> [Task directions]
Pull every line containing the word "Unit" from the records.

> [Material for the task]
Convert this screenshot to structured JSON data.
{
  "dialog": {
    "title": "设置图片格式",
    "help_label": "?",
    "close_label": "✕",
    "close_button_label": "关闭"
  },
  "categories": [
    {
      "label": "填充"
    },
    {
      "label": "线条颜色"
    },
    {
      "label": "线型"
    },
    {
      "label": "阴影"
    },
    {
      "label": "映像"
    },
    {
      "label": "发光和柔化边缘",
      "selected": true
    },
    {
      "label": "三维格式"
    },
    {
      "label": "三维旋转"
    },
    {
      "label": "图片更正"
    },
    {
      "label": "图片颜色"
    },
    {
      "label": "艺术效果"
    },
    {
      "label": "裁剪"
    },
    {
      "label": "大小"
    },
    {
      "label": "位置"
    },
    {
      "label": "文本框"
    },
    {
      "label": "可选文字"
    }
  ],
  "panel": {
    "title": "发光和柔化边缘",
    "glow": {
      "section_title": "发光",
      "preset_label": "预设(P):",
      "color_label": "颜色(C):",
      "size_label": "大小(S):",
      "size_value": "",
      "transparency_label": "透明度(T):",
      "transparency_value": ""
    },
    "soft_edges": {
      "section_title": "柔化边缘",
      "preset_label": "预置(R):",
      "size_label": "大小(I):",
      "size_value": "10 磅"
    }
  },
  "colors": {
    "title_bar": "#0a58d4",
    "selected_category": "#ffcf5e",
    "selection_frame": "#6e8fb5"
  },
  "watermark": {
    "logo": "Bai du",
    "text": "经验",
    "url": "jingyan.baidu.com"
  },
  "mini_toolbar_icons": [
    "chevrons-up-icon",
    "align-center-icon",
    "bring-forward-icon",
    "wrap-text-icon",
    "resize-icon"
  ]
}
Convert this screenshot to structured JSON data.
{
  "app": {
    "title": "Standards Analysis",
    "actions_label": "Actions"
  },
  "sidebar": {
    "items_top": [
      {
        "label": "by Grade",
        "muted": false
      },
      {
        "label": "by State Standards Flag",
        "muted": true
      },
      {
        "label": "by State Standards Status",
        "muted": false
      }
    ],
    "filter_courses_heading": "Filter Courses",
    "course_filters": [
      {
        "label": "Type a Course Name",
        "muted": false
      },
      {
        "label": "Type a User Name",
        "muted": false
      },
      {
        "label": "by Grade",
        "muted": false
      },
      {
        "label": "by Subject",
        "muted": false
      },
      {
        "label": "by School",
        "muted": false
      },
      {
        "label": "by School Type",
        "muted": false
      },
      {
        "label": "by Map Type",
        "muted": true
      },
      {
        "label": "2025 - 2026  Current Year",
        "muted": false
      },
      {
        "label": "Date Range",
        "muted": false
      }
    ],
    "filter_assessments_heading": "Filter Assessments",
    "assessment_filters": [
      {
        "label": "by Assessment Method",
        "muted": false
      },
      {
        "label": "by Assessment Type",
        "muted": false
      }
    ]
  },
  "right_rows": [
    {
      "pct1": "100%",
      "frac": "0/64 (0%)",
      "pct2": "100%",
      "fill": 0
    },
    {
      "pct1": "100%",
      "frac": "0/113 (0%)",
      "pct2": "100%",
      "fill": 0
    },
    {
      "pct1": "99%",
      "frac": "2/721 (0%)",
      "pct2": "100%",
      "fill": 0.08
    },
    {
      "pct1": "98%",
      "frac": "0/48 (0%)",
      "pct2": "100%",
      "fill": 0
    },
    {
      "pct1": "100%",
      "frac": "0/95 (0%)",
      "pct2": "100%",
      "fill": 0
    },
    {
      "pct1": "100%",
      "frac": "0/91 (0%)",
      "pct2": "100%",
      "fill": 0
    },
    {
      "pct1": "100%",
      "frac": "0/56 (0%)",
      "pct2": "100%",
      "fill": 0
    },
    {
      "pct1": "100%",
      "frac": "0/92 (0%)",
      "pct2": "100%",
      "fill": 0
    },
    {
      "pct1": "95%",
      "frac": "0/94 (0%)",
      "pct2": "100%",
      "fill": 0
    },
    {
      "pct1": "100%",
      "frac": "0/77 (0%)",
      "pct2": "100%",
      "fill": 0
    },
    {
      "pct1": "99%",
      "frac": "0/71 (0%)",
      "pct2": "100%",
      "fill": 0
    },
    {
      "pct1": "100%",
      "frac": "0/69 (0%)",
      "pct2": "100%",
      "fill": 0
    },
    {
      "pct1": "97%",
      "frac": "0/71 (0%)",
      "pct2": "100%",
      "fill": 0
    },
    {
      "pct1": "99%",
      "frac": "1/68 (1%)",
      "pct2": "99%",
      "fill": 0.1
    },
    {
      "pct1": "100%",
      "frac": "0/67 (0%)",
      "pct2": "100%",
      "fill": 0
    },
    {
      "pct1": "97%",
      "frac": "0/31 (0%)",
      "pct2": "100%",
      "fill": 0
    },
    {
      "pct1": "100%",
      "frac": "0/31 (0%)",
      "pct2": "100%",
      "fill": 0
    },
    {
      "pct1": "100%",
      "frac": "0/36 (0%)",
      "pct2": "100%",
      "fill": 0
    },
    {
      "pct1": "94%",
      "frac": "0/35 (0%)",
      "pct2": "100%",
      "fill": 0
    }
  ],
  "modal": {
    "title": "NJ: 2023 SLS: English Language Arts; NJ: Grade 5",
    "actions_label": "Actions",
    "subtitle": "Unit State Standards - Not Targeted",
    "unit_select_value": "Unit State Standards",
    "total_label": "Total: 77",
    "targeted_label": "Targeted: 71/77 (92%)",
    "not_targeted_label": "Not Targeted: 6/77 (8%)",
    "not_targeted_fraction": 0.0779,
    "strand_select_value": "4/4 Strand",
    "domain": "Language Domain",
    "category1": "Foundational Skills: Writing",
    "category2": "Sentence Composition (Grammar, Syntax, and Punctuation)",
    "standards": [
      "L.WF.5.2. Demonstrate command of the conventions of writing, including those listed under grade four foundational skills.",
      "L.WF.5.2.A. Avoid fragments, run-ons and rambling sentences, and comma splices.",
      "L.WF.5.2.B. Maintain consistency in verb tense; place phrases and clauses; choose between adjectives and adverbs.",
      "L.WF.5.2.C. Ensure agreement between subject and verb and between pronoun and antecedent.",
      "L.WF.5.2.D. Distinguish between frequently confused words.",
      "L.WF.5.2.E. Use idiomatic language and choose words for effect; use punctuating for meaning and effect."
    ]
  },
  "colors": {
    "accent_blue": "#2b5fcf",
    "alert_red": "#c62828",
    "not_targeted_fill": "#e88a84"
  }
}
==
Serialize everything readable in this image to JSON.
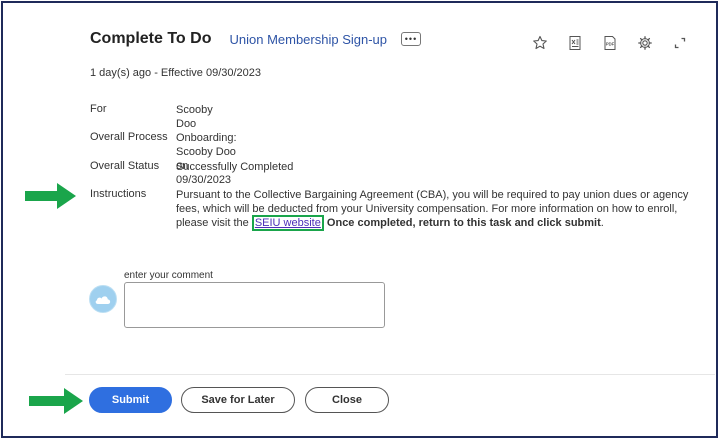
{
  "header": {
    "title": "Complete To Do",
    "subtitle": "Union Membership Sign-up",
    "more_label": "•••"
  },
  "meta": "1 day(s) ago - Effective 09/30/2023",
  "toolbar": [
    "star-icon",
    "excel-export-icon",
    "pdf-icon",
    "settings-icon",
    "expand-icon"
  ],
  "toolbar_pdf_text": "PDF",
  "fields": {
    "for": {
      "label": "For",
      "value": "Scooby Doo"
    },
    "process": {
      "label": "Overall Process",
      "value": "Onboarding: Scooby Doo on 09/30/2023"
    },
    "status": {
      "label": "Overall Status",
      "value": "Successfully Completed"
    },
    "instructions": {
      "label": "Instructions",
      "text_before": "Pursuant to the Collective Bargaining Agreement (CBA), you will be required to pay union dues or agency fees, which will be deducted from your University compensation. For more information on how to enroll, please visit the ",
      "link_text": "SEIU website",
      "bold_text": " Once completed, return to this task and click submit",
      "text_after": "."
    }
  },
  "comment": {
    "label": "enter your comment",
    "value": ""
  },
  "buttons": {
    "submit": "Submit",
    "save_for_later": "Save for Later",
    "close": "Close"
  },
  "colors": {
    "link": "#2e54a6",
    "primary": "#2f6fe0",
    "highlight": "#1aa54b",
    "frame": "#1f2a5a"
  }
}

> [Answer for the task]
    "subtitle": "Unit State Standards - Not Targeted",
    "unit_select_value": "Unit State Standards",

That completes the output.